◆ Text for analysis ◆
Put another way, Sebelius was essentially stating that because forcing everyone to buy health insurance would make health insurance more widely used, affecting commerce in a manner the government deems desirable, it is constitutional. Sure. So would any mandate to purchase goods and services — ranging from cars to houses — have the impact of increasing economic output in those sectors the government prefers. But that does not make such mandates constitutional.

If that were true, there would be nothing that Congress could not compel the purchase of. The question, of course, is not whether government thinks the mandates to purchase goods and services are a good idea, but whether it has the power in the first place to regulate a non-activity. After all, commerce is an act that first and foremost, requires activity. And it requires choice. Deciding not to purchase something, in this case not to buy health insurance, is a decision not to engage in commerce. It is passive.

◆ Work request ◆
In two sentences, summarize the text on the health insurance mandate. The material after this point is separate from the text on the health insurance mandate.

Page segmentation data

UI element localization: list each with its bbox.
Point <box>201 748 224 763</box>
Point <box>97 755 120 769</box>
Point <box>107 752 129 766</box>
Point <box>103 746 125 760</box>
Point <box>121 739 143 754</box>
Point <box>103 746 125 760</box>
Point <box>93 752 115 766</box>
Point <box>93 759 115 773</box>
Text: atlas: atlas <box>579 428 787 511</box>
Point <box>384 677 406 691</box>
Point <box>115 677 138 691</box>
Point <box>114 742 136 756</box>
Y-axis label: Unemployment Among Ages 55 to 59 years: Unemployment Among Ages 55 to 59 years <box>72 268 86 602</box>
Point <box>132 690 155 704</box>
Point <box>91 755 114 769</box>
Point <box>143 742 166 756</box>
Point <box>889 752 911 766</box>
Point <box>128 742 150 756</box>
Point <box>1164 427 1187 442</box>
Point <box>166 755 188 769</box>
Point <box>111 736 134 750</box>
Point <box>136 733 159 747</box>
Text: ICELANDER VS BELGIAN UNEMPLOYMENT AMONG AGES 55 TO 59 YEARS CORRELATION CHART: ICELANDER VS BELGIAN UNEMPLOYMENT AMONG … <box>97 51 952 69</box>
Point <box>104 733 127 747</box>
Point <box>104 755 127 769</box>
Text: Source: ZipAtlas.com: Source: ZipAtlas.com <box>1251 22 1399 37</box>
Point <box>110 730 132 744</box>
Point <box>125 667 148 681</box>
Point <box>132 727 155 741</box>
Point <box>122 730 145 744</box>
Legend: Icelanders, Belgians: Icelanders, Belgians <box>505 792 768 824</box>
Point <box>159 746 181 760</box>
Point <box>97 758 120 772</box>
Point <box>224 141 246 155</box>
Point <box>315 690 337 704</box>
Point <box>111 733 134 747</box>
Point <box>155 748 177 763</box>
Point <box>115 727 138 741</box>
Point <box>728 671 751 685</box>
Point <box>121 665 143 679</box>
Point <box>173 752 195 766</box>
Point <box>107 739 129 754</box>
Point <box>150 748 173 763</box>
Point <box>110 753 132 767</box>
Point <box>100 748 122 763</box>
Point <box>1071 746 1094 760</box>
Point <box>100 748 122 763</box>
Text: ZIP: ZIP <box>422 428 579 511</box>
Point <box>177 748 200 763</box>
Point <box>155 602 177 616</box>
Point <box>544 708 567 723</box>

◆ Task answer ◆
The text says Sebelius treated a requirement that everyone buy health insurance as constitutional because it would affect commerce in a way the government deems desirable, but any mandate to buy goods and services, from cars to houses, would have that effect without being constitutional, and Congress could then compel any purchase. The real question, it argues, is whether government has the power to regulate a non-activity, since commerce requires activity and choice, while deciding not to buy health insurance is a passive decision not to engage in commerce.